begin MATERIAL SUPPLIED
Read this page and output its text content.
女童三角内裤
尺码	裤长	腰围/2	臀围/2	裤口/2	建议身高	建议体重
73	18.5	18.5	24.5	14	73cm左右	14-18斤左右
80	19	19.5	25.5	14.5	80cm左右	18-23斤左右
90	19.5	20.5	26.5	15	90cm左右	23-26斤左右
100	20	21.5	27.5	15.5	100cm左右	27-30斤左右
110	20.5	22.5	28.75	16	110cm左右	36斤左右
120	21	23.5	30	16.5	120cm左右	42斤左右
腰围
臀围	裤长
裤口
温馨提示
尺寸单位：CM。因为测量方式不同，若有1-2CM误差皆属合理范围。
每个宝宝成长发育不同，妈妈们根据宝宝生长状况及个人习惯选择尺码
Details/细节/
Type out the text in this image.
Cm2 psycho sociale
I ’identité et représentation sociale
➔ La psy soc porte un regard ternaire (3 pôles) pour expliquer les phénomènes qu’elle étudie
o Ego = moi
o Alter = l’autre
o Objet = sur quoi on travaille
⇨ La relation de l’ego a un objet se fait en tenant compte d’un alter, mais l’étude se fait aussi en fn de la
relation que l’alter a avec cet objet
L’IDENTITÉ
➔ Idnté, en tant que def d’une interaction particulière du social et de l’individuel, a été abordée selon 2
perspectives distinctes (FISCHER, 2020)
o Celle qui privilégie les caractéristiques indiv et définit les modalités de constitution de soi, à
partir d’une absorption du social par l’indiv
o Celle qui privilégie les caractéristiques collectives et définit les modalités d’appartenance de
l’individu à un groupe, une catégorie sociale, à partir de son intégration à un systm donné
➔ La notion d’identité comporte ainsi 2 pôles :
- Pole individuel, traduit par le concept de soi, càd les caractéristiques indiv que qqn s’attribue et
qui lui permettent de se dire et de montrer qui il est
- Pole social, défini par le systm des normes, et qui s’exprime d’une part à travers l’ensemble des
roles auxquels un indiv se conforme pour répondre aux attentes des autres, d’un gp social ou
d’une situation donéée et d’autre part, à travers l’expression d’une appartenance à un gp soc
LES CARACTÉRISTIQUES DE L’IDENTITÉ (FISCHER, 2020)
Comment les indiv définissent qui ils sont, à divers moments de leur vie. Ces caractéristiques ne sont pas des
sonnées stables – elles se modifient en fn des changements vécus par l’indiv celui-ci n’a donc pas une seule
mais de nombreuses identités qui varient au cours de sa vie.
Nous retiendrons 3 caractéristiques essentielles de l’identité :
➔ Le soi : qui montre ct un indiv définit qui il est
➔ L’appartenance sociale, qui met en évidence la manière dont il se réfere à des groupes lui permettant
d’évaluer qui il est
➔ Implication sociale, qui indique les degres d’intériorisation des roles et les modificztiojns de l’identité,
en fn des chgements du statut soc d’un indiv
end MATERIAL SUPPLIED
YOUR GOAL: Reproduce exactly, with nothing added, the lines from the one that contains "Type out the text in this image." to the end of the data.

THE RESPONSE:
Type out the text in this image.
Cm2 psycho sociale
I ’identité et représentation sociale
➔ La psy soc porte un regard ternaire (3 pôles) pour expliquer les phénomènes qu’elle étudie
o Ego = moi
o Alter = l’autre
o Objet = sur quoi on travaille
⇨ La relation de l’ego a un objet se fait en tenant compte d’un alter, mais l’étude se fait aussi en fn de la
relation que l’alter a avec cet objet
L’IDENTITÉ
➔ Idnté, en tant que def d’une interaction particulière du social et de l’individuel, a été abordée selon 2
perspectives distinctes (FISCHER, 2020)
o Celle qui privilégie les caractéristiques indiv et définit les modalités de constitution de soi, à
partir d’une absorption du social par l’indiv
o Celle qui privilégie les caractéristiques collectives et définit les modalités d’appartenance de
l’individu à un groupe, une catégorie sociale, à partir de son intégration à un systm donné
➔ La notion d’identité comporte ainsi 2 pôles :
- Pole individuel, traduit par le concept de soi, càd les caractéristiques indiv que qqn s’attribue et
qui lui permettent de se dire et de montrer qui il est
- Pole social, défini par le systm des normes, et qui s’exprime d’une part à travers l’ensemble des
roles auxquels un indiv se conforme pour répondre aux attentes des autres, d’un gp social ou
d’une situation donéée et d’autre part, à travers l’expression d’une appartenance à un gp soc
LES CARACTÉRISTIQUES DE L’IDENTITÉ (FISCHER, 2020)
Comment les indiv définissent qui ils sont, à divers moments de leur vie. Ces caractéristiques ne sont pas des
sonnées stables – elles se modifient en fn des changements vécus par l’indiv celui-ci n’a donc pas une seule
mais de nombreuses identités qui varient au cours de sa vie.
Nous retiendrons 3 caractéristiques essentielles de l’identité :
➔ Le soi : qui montre ct un indiv définit qui il est
➔ L’appartenance sociale, qui met en évidence la manière dont il se réfere à des groupes lui permettant
d’évaluer qui il est
➔ Implication sociale, qui indique les degres d’intériorisation des roles et les modificztiojns de l’identité,
en fn des chgements du statut soc d’un indiv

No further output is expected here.